Element location listing:

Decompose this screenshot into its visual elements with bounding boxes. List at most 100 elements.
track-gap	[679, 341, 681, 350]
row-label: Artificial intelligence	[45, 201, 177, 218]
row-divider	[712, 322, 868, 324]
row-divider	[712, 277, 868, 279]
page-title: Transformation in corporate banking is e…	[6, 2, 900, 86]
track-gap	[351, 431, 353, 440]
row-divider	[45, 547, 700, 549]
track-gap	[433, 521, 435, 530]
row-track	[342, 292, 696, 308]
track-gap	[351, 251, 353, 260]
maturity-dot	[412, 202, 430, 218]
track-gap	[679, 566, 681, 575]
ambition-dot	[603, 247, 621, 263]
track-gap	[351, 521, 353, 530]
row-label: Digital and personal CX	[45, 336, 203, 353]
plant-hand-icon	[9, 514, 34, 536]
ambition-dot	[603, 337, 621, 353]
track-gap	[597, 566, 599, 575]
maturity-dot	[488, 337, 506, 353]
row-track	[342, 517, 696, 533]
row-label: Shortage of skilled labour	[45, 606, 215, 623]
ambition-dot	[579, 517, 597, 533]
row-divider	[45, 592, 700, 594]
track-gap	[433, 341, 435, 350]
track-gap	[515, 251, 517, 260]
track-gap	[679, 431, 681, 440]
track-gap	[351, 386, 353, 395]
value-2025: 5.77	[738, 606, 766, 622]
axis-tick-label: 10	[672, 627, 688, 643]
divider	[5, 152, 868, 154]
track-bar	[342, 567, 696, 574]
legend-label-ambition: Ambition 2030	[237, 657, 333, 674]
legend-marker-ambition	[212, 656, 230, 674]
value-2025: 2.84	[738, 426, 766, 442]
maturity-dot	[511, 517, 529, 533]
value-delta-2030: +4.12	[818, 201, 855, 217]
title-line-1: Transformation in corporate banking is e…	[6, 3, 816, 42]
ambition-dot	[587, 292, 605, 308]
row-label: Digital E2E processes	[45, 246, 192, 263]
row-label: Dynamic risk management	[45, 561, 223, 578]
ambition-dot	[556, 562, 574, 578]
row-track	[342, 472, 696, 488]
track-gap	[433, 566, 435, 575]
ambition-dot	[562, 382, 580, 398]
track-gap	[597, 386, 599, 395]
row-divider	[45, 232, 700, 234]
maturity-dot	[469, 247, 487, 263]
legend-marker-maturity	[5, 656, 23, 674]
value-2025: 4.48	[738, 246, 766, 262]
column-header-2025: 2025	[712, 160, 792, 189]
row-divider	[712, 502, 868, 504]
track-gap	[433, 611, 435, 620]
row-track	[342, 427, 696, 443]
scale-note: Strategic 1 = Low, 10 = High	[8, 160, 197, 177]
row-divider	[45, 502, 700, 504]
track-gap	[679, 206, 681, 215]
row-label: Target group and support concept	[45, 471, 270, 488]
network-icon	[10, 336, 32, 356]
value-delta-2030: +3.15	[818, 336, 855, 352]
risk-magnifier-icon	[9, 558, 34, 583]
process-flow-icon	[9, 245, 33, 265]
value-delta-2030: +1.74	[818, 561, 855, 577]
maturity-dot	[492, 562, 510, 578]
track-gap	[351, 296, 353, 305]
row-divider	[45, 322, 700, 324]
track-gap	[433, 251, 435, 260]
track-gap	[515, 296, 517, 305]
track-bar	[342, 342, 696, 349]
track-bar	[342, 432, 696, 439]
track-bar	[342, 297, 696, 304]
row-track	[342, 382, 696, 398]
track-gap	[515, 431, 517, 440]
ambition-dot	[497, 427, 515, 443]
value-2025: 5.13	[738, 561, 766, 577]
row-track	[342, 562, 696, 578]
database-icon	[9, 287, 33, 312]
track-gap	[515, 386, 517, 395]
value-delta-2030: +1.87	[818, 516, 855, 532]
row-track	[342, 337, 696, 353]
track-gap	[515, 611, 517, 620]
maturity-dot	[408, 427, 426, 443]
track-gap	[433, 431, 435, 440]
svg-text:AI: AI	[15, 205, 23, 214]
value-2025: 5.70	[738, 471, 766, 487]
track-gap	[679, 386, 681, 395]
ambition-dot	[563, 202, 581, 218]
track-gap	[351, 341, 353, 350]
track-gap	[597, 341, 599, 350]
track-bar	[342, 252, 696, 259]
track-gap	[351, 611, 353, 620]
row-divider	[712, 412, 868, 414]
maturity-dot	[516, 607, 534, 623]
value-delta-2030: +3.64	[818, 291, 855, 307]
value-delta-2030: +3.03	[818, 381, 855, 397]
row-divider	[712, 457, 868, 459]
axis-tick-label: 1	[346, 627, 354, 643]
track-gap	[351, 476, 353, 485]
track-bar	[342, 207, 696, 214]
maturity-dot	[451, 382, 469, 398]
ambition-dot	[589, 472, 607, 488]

_What is expected_: Retype every line of the listing above without changing anything.

_Written reply_:
Decompose this screenshot into its visual elements with bounding boxes. List at most 100 elements.
track-gap	[679, 341, 681, 350]
row-label: Artificial intelligence	[45, 201, 177, 218]
row-divider	[712, 322, 868, 324]
row-divider	[712, 277, 868, 279]
page-title: Transformation in corporate banking is e…	[6, 2, 900, 86]
track-gap	[351, 431, 353, 440]
row-divider	[45, 547, 700, 549]
track-gap	[433, 521, 435, 530]
row-track	[342, 292, 696, 308]
track-gap	[351, 251, 353, 260]
maturity-dot	[412, 202, 430, 218]
track-gap	[679, 566, 681, 575]
ambition-dot	[603, 247, 621, 263]
track-gap	[351, 521, 353, 530]
row-label: Digital and personal CX	[45, 336, 203, 353]
plant-hand-icon	[9, 514, 34, 536]
ambition-dot	[603, 337, 621, 353]
track-gap	[597, 566, 599, 575]
maturity-dot	[488, 337, 506, 353]
row-track	[342, 517, 696, 533]
row-label: Shortage of skilled labour	[45, 606, 215, 623]
ambition-dot	[579, 517, 597, 533]
row-divider	[45, 592, 700, 594]
track-gap	[433, 341, 435, 350]
track-gap	[515, 251, 517, 260]
track-gap	[679, 431, 681, 440]
track-gap	[351, 386, 353, 395]
value-2025: 5.77	[738, 606, 766, 622]
axis-tick-label: 10	[672, 627, 688, 643]
divider	[5, 152, 868, 154]
track-bar	[342, 567, 696, 574]
legend-label-ambition: Ambition 2030	[237, 657, 333, 674]
legend-marker-ambition	[212, 656, 230, 674]
value-2025: 2.84	[738, 426, 766, 442]
maturity-dot	[511, 517, 529, 533]
value-delta-2030: +4.12	[818, 201, 855, 217]
title-line-1: Transformation in corporate banking is e…	[6, 3, 816, 42]
ambition-dot	[587, 292, 605, 308]
row-label: Digital E2E processes	[45, 246, 192, 263]
row-label: Dynamic risk management	[45, 561, 223, 578]
ambition-dot	[556, 562, 574, 578]
row-track	[342, 472, 696, 488]
track-gap	[433, 566, 435, 575]
ambition-dot	[562, 382, 580, 398]
track-gap	[597, 386, 599, 395]
row-divider	[45, 232, 700, 234]
maturity-dot	[469, 247, 487, 263]
legend-marker-maturity	[5, 656, 23, 674]
value-2025: 4.48	[738, 246, 766, 262]
column-header-2025: 2025	[712, 160, 792, 189]
row-divider	[712, 502, 868, 504]
track-gap	[433, 611, 435, 620]
row-track	[342, 427, 696, 443]
scale-note: Strategic 1 = Low, 10 = High	[8, 160, 197, 177]
row-divider	[45, 502, 700, 504]
track-gap	[679, 206, 681, 215]
row-label: Target group and support concept	[45, 471, 270, 488]
network-icon	[10, 336, 32, 356]
value-delta-2030: +3.15	[818, 336, 855, 352]
risk-magnifier-icon	[9, 558, 34, 583]
process-flow-icon	[9, 245, 33, 265]
value-delta-2030: +1.74	[818, 561, 855, 577]
maturity-dot	[492, 562, 510, 578]
track-gap	[351, 296, 353, 305]
row-divider	[45, 322, 700, 324]
track-gap	[433, 251, 435, 260]
track-gap	[515, 296, 517, 305]
track-bar	[342, 342, 696, 349]
track-bar	[342, 432, 696, 439]
track-bar	[342, 297, 696, 304]
row-track	[342, 382, 696, 398]
track-gap	[515, 431, 517, 440]
ambition-dot	[497, 427, 515, 443]
value-2025: 5.13	[738, 561, 766, 577]
row-track	[342, 562, 696, 578]
database-icon	[9, 287, 33, 312]
track-gap	[515, 386, 517, 395]
value-delta-2030: +1.87	[818, 516, 855, 532]
row-track	[342, 337, 696, 353]
track-gap	[515, 611, 517, 620]
maturity-dot	[408, 427, 426, 443]
track-gap	[433, 431, 435, 440]
svg-text:AI: AI	[15, 205, 23, 214]
value-2025: 5.70	[738, 471, 766, 487]
track-gap	[679, 386, 681, 395]
ambition-dot	[563, 202, 581, 218]
track-gap	[351, 341, 353, 350]
track-gap	[597, 341, 599, 350]
track-bar	[342, 252, 696, 259]
track-gap	[351, 611, 353, 620]
row-divider	[712, 412, 868, 414]
maturity-dot	[516, 607, 534, 623]
value-delta-2030: +3.64	[818, 291, 855, 307]
value-delta-2030: +3.03	[818, 381, 855, 397]
row-divider	[712, 457, 868, 459]
axis-tick-label: 1	[346, 627, 354, 643]
track-gap	[351, 476, 353, 485]
track-bar	[342, 207, 696, 214]
maturity-dot	[451, 382, 469, 398]
ambition-dot	[589, 472, 607, 488]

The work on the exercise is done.